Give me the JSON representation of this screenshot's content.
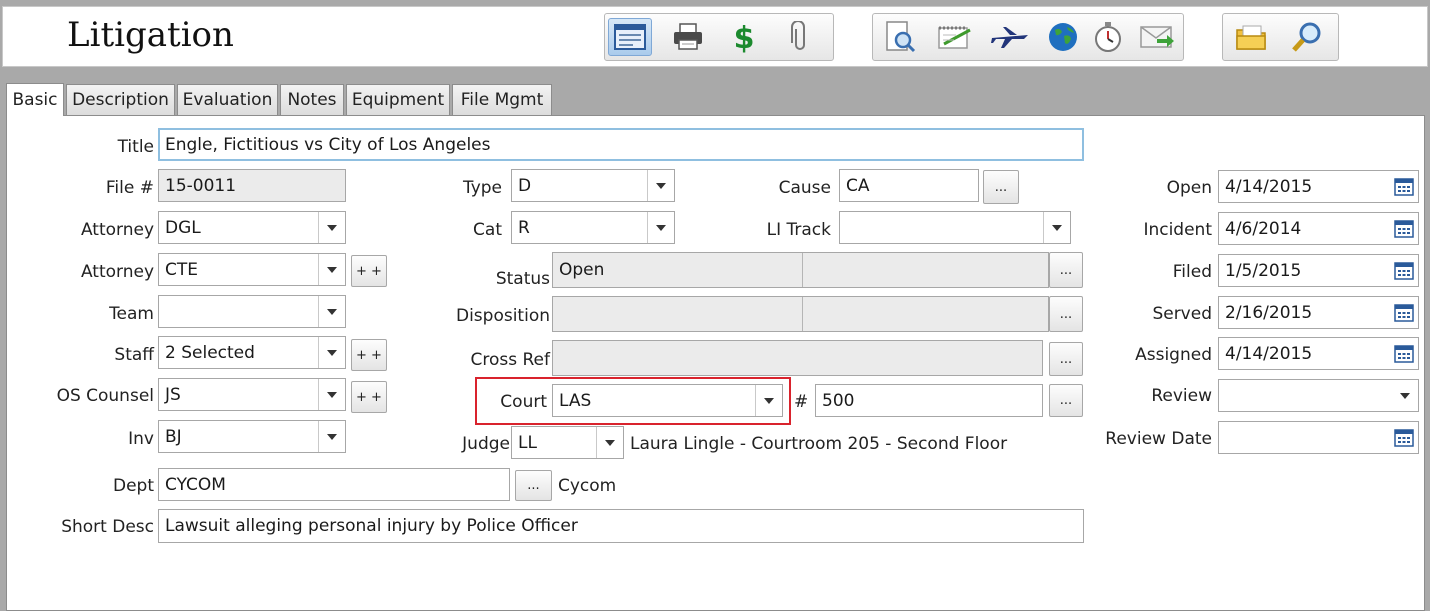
{
  "header": {
    "title": "Litigation"
  },
  "toolbar": {
    "group1": [
      "form-icon",
      "printer-icon",
      "dollar-icon",
      "paperclip-icon"
    ],
    "group2": [
      "magnifier-document-icon",
      "notepad-icon",
      "airplane-icon",
      "globe-icon",
      "stopwatch-icon",
      "email-arrow-icon"
    ],
    "group3": [
      "folder-icon",
      "search-key-icon"
    ]
  },
  "tabs": [
    "Basic",
    "Description",
    "Evaluation",
    "Notes",
    "Equipment",
    "File Mgmt"
  ],
  "form": {
    "title_label": "Title",
    "title_value": "Engle, Fictitious vs City of Los Angeles",
    "file_label": "File #",
    "file_value": "15-0011",
    "attorney1_label": "Attorney",
    "attorney1_value": "DGL",
    "attorney2_label": "Attorney",
    "attorney2_value": "CTE",
    "team_label": "Team",
    "team_value": "",
    "staff_label": "Staff",
    "staff_value": "2 Selected",
    "oscounsel_label": "OS Counsel",
    "oscounsel_value": "JS",
    "inv_label": "Inv",
    "inv_value": "BJ",
    "dept_label": "Dept",
    "dept_value": "CYCOM",
    "dept_name": "Cycom",
    "shortdesc_label": "Short Desc",
    "shortdesc_value": "Lawsuit alleging personal injury by Police Officer",
    "type_label": "Type",
    "type_value": "D",
    "cat_label": "Cat",
    "cat_value": "R",
    "status_label": "Status",
    "status_value": "Open",
    "disposition_label": "Disposition",
    "disposition_value": "",
    "crossref_label": "Cross Ref",
    "crossref_value": "",
    "court_label": "Court",
    "court_value": "LAS",
    "num_label": "#",
    "num_value": "500",
    "judge_label": "Judge",
    "judge_value": "LL",
    "judge_name": "Laura Lingle - Courtroom 205 - Second Floor",
    "cause_label": "Cause",
    "cause_value": "CA",
    "litrack_label": "LI Track",
    "litrack_value": "",
    "open_label": "Open",
    "open_value": "4/14/2015",
    "incident_label": "Incident",
    "incident_value": "4/6/2014",
    "filed_label": "Filed",
    "filed_value": "1/5/2015",
    "served_label": "Served",
    "served_value": "2/16/2015",
    "assigned_label": "Assigned",
    "assigned_value": "4/14/2015",
    "review_label": "Review",
    "review_value": "",
    "reviewdate_label": "Review Date",
    "reviewdate_value": ""
  },
  "buttons": {
    "ellipsis": "...",
    "plusplus": "+ +"
  },
  "colors": {
    "highlight": "#d9232d",
    "focus_border": "#8fbfe0",
    "readonly_bg": "#ebebeb"
  }
}
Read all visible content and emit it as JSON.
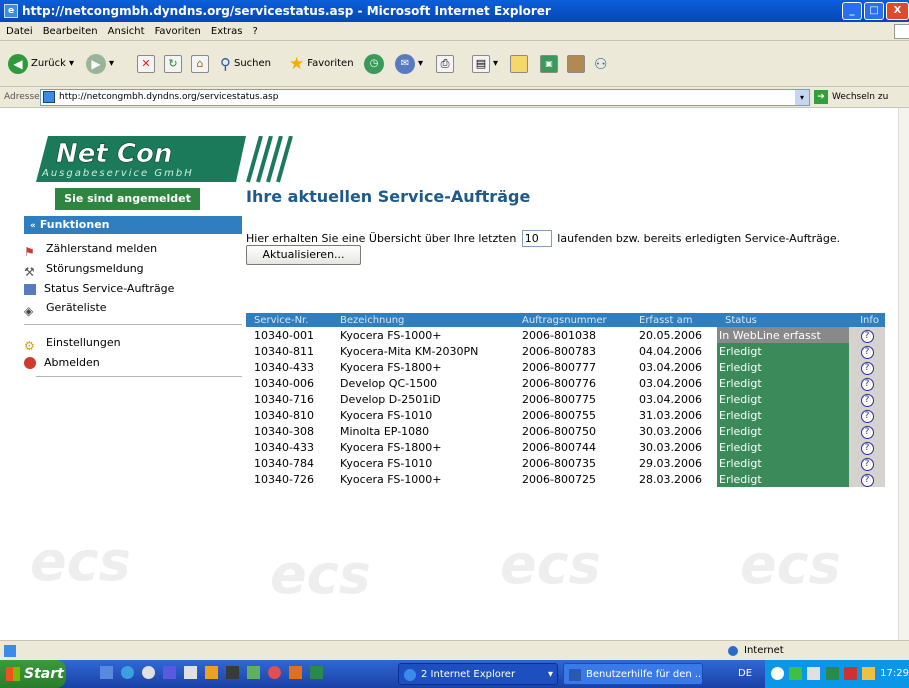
{
  "window": {
    "title": "http://netcongmbh.dyndns.org/servicestatus.asp - Microsoft Internet Explorer"
  },
  "menu": [
    "Datei",
    "Bearbeiten",
    "Ansicht",
    "Favoriten",
    "Extras",
    "?"
  ],
  "toolbar": {
    "back": "Zurück",
    "search": "Suchen",
    "favorites": "Favoriten"
  },
  "address": {
    "label": "Adresse",
    "url": "http://netcongmbh.dyndns.org/servicestatus.asp",
    "go": "Wechseln zu"
  },
  "logo": {
    "name": "Net Con",
    "sub": "Ausgabeservice GmbH"
  },
  "watermark": "ecs",
  "sidebar": {
    "status_badge": "Sie sind angemeldet",
    "section": "Funktionen",
    "items": [
      "Zählerstand melden",
      "Störungsmeldung",
      "Status Service-Aufträge",
      "Geräteliste"
    ],
    "items2": [
      "Einstellungen",
      "Abmelden"
    ]
  },
  "main": {
    "title": "Ihre aktuellen Service-Aufträge",
    "intro_before": "Hier erhalten Sie eine Übersicht über Ihre letzten",
    "count": "10",
    "intro_after": "laufenden bzw. bereits erledigten Service-Aufträge.",
    "refresh": "Aktualisieren..."
  },
  "table": {
    "columns": [
      "Service-Nr.",
      "Bezeichnung",
      "Auftragsnummer",
      "Erfasst am",
      "Status",
      "Info"
    ],
    "rows": [
      [
        "10340-001",
        "Kyocera FS-1000+",
        "2006-801038",
        "20.05.2006",
        "In WebLine erfasst"
      ],
      [
        "10340-811",
        "Kyocera-Mita KM-2030PN",
        "2006-800783",
        "04.04.2006",
        "Erledigt"
      ],
      [
        "10340-433",
        "Kyocera FS-1800+",
        "2006-800777",
        "03.04.2006",
        "Erledigt"
      ],
      [
        "10340-006",
        "Develop QC-1500",
        "2006-800776",
        "03.04.2006",
        "Erledigt"
      ],
      [
        "10340-716",
        "Develop D-2501iD",
        "2006-800775",
        "03.04.2006",
        "Erledigt"
      ],
      [
        "10340-810",
        "Kyocera FS-1010",
        "2006-800755",
        "31.03.2006",
        "Erledigt"
      ],
      [
        "10340-308",
        "Minolta EP-1080",
        "2006-800750",
        "30.03.2006",
        "Erledigt"
      ],
      [
        "10340-433",
        "Kyocera FS-1800+",
        "2006-800744",
        "30.03.2006",
        "Erledigt"
      ],
      [
        "10340-784",
        "Kyocera FS-1010",
        "2006-800735",
        "29.03.2006",
        "Erledigt"
      ],
      [
        "10340-726",
        "Kyocera FS-1000+",
        "2006-800725",
        "28.03.2006",
        "Erledigt"
      ]
    ]
  },
  "statusbar": {
    "zone": "Internet"
  },
  "taskbar": {
    "start": "Start",
    "tasks": [
      "2 Internet Explorer",
      "Benutzerhilfe für den ..."
    ],
    "lang": "DE",
    "clock": "17:29"
  },
  "colors": {
    "accent": "#2f7ec0",
    "done": "#3a8a5a",
    "open": "#898989",
    "badge": "#2e8540",
    "title": "#1f5a8a"
  }
}
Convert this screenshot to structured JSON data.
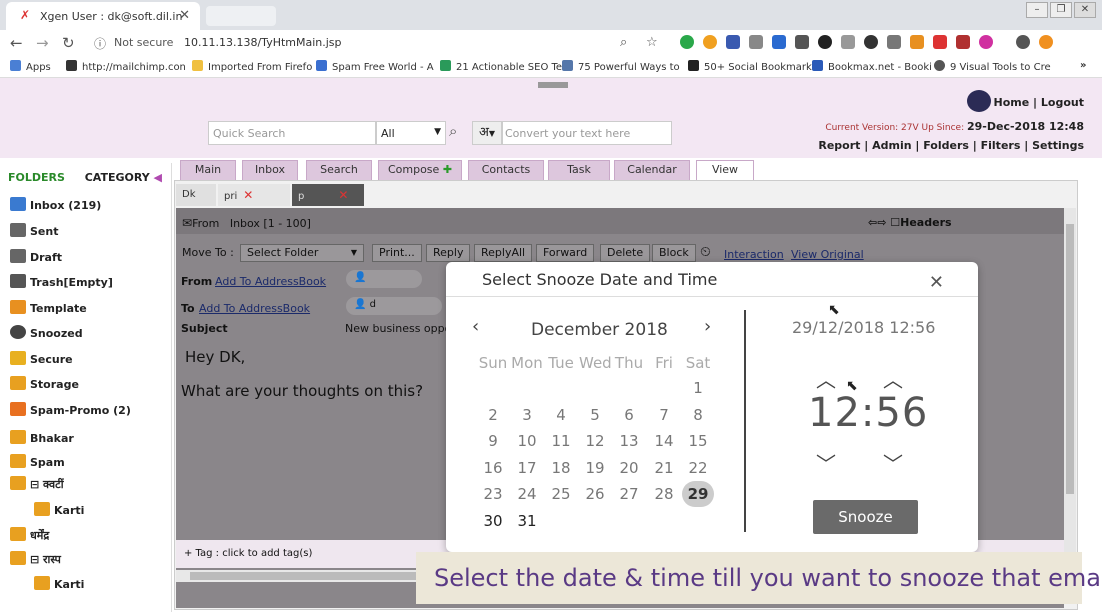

### What the exercise asks
Please set down each line of the data above exactly as written, without the pictures.

### Written response
Give me the JSON representation of this screenshot's content.
{
  "header": {
    "title": "Litigation"
  },
  "toolbar": {
    "group1": [
      "form-icon",
      "printer-icon",
      "dollar-icon",
      "paperclip-icon"
    ],
    "group2": [
      "magnifier-document-icon",
      "notepad-icon",
      "airplane-icon",
      "globe-icon",
      "stopwatch-icon",
      "email-arrow-icon"
    ],
    "group3": [
      "folder-icon",
      "search-key-icon"
    ]
  },
  "tabs": [
    "Basic",
    "Description",
    "Evaluation",
    "Notes",
    "Equipment",
    "File Mgmt"
  ],
  "form": {
    "title_label": "Title",
    "title_value": "Engle, Fictitious vs City of Los Angeles",
    "file_label": "File #",
    "file_value": "15-0011",
    "attorney1_label": "Attorney",
    "attorney1_value": "DGL",
    "attorney2_label": "Attorney",
    "attorney2_value": "CTE",
    "team_label": "Team",
    "team_value": "",
    "staff_label": "Staff",
    "staff_value": "2 Selected",
    "oscounsel_label": "OS Counsel",
    "oscounsel_value": "JS",
    "inv_label": "Inv",
    "inv_value": "BJ",
    "dept_label": "Dept",
    "dept_value": "CYCOM",
    "dept_name": "Cycom",
    "shortdesc_label": "Short Desc",
    "shortdesc_value": "Lawsuit alleging personal injury by Police Officer",
    "type_label": "Type",
    "type_value": "D",
    "cat_label": "Cat",
    "cat_value": "R",
    "status_label": "Status",
    "status_value": "Open",
    "disposition_label": "Disposition",
    "disposition_value": "",
    "crossref_label": "Cross Ref",
    "crossref_value": "",
    "court_label": "Court",
    "court_value": "LAS",
    "num_label": "#",
    "num_value": "500",
    "judge_label": "Judge",
    "judge_value": "LL",
    "judge_name": "Laura Lingle - Courtroom 205 - Second Floor",
    "cause_label": "Cause",
    "cause_value": "CA",
    "litrack_label": "LI Track",
    "litrack_value": "",
    "open_label": "Open",
    "open_value": "4/14/2015",
    "incident_label": "Incident",
    "incident_value": "4/6/2014",
    "filed_label": "Filed",
    "filed_value": "1/5/2015",
    "served_label": "Served",
    "served_value": "2/16/2015",
    "assigned_label": "Assigned",
    "assigned_value": "4/14/2015",
    "review_label": "Review",
    "review_value": "",
    "reviewdate_label": "Review Date",
    "reviewdate_value": ""
  },
  "buttons": {
    "ellipsis": "...",
    "plusplus": "+ +"
  },
  "colors": {
    "highlight": "#d9232d",
    "focus_border": "#8fbfe0",
    "readonly_bg": "#ebebeb"
  }
}
Read all visible content and emit it as JSON.
{
  "window": {
    "title": "http://netcongmbh.dyndns.org/servicestatus.asp - Microsoft Internet Explorer"
  },
  "menu": [
    "Datei",
    "Bearbeiten",
    "Ansicht",
    "Favoriten",
    "Extras",
    "?"
  ],
  "toolbar": {
    "back": "Zurück",
    "search": "Suchen",
    "favorites": "Favoriten"
  },
  "address": {
    "label": "Adresse",
    "url": "http://netcongmbh.dyndns.org/servicestatus.asp",
    "go": "Wechseln zu"
  },
  "logo": {
    "name": "Net Con",
    "sub": "Ausgabeservice GmbH"
  },
  "watermark": "ecs",
  "sidebar": {
    "status_badge": "Sie sind angemeldet",
    "section": "Funktionen",
    "items": [
      "Zählerstand melden",
      "Störungsmeldung",
      "Status Service-Aufträge",
      "Geräteliste"
    ],
    "items2": [
      "Einstellungen",
      "Abmelden"
    ]
  },
  "main": {
    "title": "Ihre aktuellen Service-Aufträge",
    "intro_before": "Hier erhalten Sie eine Übersicht über Ihre letzten",
    "count": "10",
    "intro_after": "laufenden bzw. bereits erledigten Service-Aufträge.",
    "refresh": "Aktualisieren..."
  },
  "table": {
    "columns": [
      "Service-Nr.",
      "Bezeichnung",
      "Auftragsnummer",
      "Erfasst am",
      "Status",
      "Info"
    ],
    "rows": [
      [
        "10340-001",
        "Kyocera FS-1000+",
        "2006-801038",
        "20.05.2006",
        "In WebLine erfasst"
      ],
      [
        "10340-811",
        "Kyocera-Mita KM-2030PN",
        "2006-800783",
        "04.04.2006",
        "Erledigt"
      ],
      [
        "10340-433",
        "Kyocera FS-1800+",
        "2006-800777",
        "03.04.2006",
        "Erledigt"
      ],
      [
        "10340-006",
        "Develop QC-1500",
        "2006-800776",
        "03.04.2006",
        "Erledigt"
      ],
      [
        "10340-716",
        "Develop D-2501iD",
        "2006-800775",
        "03.04.2006",
        "Erledigt"
      ],
      [
        "10340-810",
        "Kyocera FS-1010",
        "2006-800755",
        "31.03.2006",
        "Erledigt"
      ],
      [
        "10340-308",
        "Minolta EP-1080",
        "2006-800750",
        "30.03.2006",
        "Erledigt"
      ],
      [
        "10340-433",
        "Kyocera FS-1800+",
        "2006-800744",
        "30.03.2006",
        "Erledigt"
      ],
      [
        "10340-784",
        "Kyocera FS-1010",
        "2006-800735",
        "29.03.2006",
        "Erledigt"
      ],
      [
        "10340-726",
        "Kyocera FS-1000+",
        "2006-800725",
        "28.03.2006",
        "Erledigt"
      ]
    ]
  },
  "statusbar": {
    "zone": "Internet"
  },
  "taskbar": {
    "start": "Start",
    "tasks": [
      "2 Internet Explorer",
      "Benutzerhilfe für den ..."
    ],
    "lang": "DE",
    "clock": "17:29"
  },
  "colors": {
    "accent": "#2f7ec0",
    "done": "#3a8a5a",
    "open": "#898989",
    "badge": "#2e8540",
    "title": "#1f5a8a"
  }
}
Convert this screenshot to structured JSON data.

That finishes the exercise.